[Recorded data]

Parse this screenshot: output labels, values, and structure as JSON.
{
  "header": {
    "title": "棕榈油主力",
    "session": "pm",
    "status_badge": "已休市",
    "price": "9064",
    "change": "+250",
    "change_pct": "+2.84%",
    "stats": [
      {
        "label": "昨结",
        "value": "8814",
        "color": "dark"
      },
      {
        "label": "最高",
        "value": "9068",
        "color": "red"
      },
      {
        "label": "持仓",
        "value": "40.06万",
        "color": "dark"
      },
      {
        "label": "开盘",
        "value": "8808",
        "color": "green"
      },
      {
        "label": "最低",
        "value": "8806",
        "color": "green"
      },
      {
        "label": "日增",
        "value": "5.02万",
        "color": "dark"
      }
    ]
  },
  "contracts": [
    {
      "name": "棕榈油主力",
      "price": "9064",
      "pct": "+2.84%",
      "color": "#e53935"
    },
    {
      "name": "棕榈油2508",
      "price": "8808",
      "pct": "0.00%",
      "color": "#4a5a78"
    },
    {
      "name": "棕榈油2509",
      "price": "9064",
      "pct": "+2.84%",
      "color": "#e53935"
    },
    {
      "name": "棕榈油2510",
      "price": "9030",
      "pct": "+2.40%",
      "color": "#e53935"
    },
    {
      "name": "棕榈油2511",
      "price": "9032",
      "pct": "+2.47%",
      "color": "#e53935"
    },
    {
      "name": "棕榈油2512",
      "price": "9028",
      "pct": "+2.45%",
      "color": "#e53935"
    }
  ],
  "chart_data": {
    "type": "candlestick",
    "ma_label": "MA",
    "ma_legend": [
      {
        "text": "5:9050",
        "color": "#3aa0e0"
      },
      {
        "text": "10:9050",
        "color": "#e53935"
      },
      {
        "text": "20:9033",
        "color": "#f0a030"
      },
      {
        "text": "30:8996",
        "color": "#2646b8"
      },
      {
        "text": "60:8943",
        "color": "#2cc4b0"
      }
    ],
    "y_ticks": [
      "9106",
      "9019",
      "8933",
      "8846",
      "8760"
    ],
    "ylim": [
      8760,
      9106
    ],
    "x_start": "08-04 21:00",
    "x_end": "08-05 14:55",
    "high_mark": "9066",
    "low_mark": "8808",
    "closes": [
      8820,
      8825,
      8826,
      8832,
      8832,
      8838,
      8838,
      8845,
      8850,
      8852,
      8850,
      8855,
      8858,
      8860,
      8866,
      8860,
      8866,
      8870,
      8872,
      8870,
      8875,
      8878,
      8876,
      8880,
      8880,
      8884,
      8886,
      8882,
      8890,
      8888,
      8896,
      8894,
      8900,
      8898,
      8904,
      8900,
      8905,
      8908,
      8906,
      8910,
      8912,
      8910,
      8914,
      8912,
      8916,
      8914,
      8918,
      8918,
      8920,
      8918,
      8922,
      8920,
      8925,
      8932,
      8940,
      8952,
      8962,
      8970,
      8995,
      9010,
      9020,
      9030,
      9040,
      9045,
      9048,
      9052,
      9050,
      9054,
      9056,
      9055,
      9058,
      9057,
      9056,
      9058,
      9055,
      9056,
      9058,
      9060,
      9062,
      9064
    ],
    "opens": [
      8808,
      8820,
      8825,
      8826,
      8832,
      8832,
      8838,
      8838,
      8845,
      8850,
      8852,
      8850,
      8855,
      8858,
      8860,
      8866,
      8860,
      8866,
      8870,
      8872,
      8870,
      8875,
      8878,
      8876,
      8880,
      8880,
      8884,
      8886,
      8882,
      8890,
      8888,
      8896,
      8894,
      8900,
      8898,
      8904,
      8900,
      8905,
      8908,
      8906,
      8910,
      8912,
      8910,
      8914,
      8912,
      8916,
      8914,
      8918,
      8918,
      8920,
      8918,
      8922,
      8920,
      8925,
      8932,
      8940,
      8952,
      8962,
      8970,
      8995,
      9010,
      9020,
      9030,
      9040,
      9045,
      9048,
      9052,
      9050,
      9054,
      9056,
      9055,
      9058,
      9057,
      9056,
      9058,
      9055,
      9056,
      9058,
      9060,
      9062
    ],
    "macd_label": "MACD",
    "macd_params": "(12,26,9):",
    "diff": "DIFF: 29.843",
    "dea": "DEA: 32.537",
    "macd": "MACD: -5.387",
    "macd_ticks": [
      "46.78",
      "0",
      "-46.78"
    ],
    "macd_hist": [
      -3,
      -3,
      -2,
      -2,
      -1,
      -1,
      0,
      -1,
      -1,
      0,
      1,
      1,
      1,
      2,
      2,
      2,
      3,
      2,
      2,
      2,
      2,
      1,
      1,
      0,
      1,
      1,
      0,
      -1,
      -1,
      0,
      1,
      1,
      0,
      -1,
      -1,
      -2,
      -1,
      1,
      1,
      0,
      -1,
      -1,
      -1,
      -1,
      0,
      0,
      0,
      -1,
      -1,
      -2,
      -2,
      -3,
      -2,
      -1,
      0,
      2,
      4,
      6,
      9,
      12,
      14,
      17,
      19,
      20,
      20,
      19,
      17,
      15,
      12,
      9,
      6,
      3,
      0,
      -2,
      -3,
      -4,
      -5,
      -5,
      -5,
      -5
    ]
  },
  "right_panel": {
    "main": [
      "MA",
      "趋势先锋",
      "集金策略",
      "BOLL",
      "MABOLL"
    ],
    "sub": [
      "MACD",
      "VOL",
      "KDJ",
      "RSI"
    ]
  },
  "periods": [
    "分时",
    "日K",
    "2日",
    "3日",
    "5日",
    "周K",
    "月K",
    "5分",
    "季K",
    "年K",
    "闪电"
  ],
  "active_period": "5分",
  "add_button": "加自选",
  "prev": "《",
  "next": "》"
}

[What the exercise asks]: List all lines from the entries that include the word "text".

[Full solution]:
        "text": "5:9050",
        "text": "10:9050",
        "text": "20:9033",
        "text": "30:8996",
        "text": "60:8943",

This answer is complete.